[BEGIN Extracted information]
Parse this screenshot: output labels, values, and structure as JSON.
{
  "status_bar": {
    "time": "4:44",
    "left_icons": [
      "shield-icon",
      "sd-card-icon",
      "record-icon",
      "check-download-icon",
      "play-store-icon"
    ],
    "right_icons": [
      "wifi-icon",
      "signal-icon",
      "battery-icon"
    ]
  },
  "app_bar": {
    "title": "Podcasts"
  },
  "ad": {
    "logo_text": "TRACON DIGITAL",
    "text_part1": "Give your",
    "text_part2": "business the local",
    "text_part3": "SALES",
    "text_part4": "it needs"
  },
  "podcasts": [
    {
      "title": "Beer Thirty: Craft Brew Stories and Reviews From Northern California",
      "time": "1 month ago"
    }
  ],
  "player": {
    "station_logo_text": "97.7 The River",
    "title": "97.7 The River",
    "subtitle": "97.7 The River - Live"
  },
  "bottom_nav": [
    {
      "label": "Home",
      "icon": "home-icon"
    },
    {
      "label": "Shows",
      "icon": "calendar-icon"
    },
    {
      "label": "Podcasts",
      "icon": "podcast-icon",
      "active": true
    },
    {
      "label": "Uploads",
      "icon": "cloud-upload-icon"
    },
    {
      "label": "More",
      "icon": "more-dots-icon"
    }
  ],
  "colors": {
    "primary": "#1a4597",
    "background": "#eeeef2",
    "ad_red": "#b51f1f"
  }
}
[END Extracted information]
» **Short exercise**
Repeat all of the entries exactly.

» **Exercise output**
Parse this screenshot: output labels, values, and structure as JSON.
{
  "status_bar": {
    "time": "4:44",
    "left_icons": [
      "shield-icon",
      "sd-card-icon",
      "record-icon",
      "check-download-icon",
      "play-store-icon"
    ],
    "right_icons": [
      "wifi-icon",
      "signal-icon",
      "battery-icon"
    ]
  },
  "app_bar": {
    "title": "Podcasts"
  },
  "ad": {
    "logo_text": "TRACON DIGITAL",
    "text_part1": "Give your",
    "text_part2": "business the local",
    "text_part3": "SALES",
    "text_part4": "it needs"
  },
  "podcasts": [
    {
      "title": "Beer Thirty: Craft Brew Stories and Reviews From Northern California",
      "time": "1 month ago"
    }
  ],
  "player": {
    "station_logo_text": "97.7 The River",
    "title": "97.7 The River",
    "subtitle": "97.7 The River - Live"
  },
  "bottom_nav": [
    {
      "label": "Home",
      "icon": "home-icon"
    },
    {
      "label": "Shows",
      "icon": "calendar-icon"
    },
    {
      "label": "Podcasts",
      "icon": "podcast-icon",
      "active": true
    },
    {
      "label": "Uploads",
      "icon": "cloud-upload-icon"
    },
    {
      "label": "More",
      "icon": "more-dots-icon"
    }
  ],
  "colors": {
    "primary": "#1a4597",
    "background": "#eeeef2",
    "ad_red": "#b51f1f"
  }
}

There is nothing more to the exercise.